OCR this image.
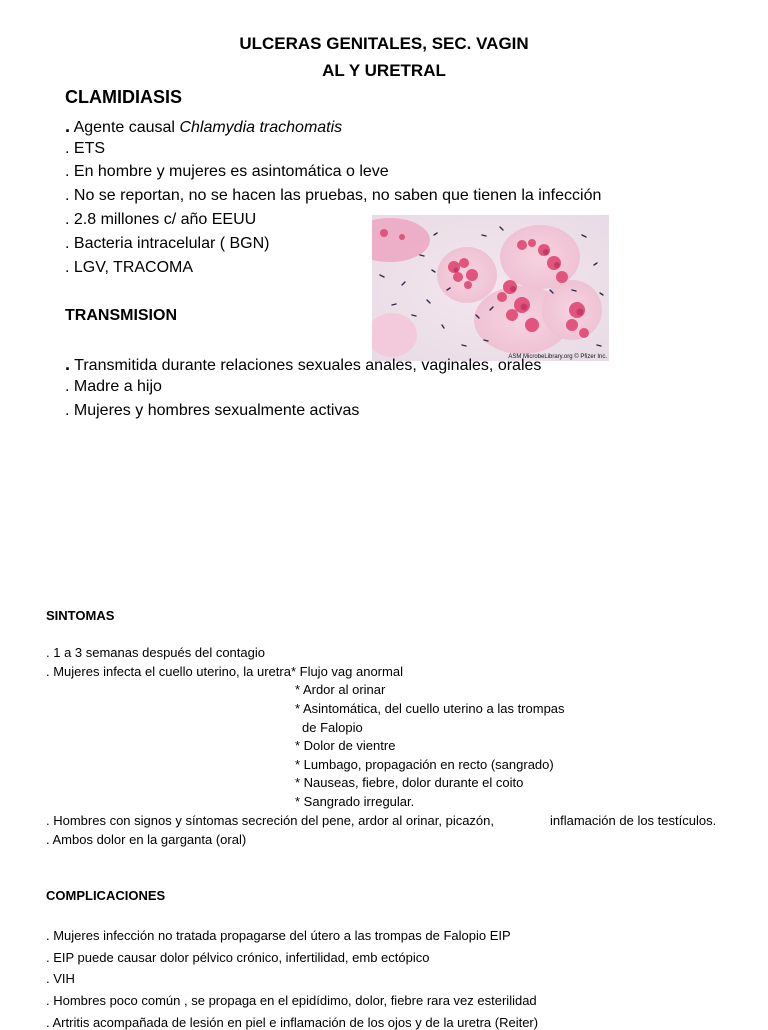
ULCERAS GENITALES, SEC. VAGIN
AL Y URETRAL
CLAMIDIASIS
. Agente causal Chlamydia trachomatis
. ETS
. En hombre y mujeres es asintomática o leve
. No se reportan, no se hacen las pruebas, no saben que tienen la infección
. 2.8 millones c/ año EEUU
. Bacteria intracelular ( BGN)
. LGV, TRACOMA
TRANSMISION
ASM MicrobeLibrary.org © Pfizer Inc.
. Transmitida durante relaciones sexuales anales, vaginales, orales
. Madre a hijo
. Mujeres y hombres sexualmente activas
SINTOMAS
. 1 a 3 semanas después del contagio
. Mujeres infecta el cuello uterino, la uretra* Flujo vag anormal
* Ardor al orinar
* Asintomática, del cuello uterino a las trompas
de Falopio
* Dolor de vientre
* Lumbago, propagación en recto (sangrado)
* Nauseas, fiebre, dolor durante el coito
* Sangrado irregular.
. Hombres con signos y síntomas secreción del pene, ardor al orinar, picazón,	inflamación de los testículos.
. Ambos dolor en la garganta (oral)
COMPLICACIONES
. Mujeres infección no tratada propagarse del útero a las trompas de Falopio EIP
. EIP puede causar dolor pélvico crónico, infertilidad, emb ectópico
. VIH
. Hombres poco común , se propaga en el epidídimo, dolor, fiebre rara vez esterilidad
. Artritis acompañada de lesión en piel e inflamación de los ojos y de la uretra (Reiter)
▬▬▬▬▬▬
EXERCISE DIRECTIONS:
Please reproduce every record exactly as written, excluding the pictures.

RESPONSE TO THE EXERCISE:
OCR this image.
ULCERAS GENITALES, SEC. VAGIN
AL Y URETRAL
CLAMIDIASIS
. Agente causal Chlamydia trachomatis
. ETS
. En hombre y mujeres es asintomática o leve
. No se reportan, no se hacen las pruebas, no saben que tienen la infección
. 2.8 millones c/ año EEUU
. Bacteria intracelular ( BGN)
. LGV, TRACOMA
TRANSMISION
ASM MicrobeLibrary.org © Pfizer Inc.
. Transmitida durante relaciones sexuales anales, vaginales, orales
. Madre a hijo
. Mujeres y hombres sexualmente activas
SINTOMAS
. 1 a 3 semanas después del contagio
. Mujeres infecta el cuello uterino, la uretra* Flujo vag anormal
* Ardor al orinar
* Asintomática, del cuello uterino a las trompas
de Falopio
* Dolor de vientre
* Lumbago, propagación en recto (sangrado)
* Nauseas, fiebre, dolor durante el coito
* Sangrado irregular.
. Hombres con signos y síntomas secreción del pene, ardor al orinar, picazón,	inflamación de los testículos.
. Ambos dolor en la garganta (oral)
COMPLICACIONES
. Mujeres infección no tratada propagarse del útero a las trompas de Falopio EIP
. EIP puede causar dolor pélvico crónico, infertilidad, emb ectópico
. VIH
. Hombres poco común , se propaga en el epidídimo, dolor, fiebre rara vez esterilidad
. Artritis acompañada de lesión en piel e inflamación de los ojos y de la uretra (Reiter)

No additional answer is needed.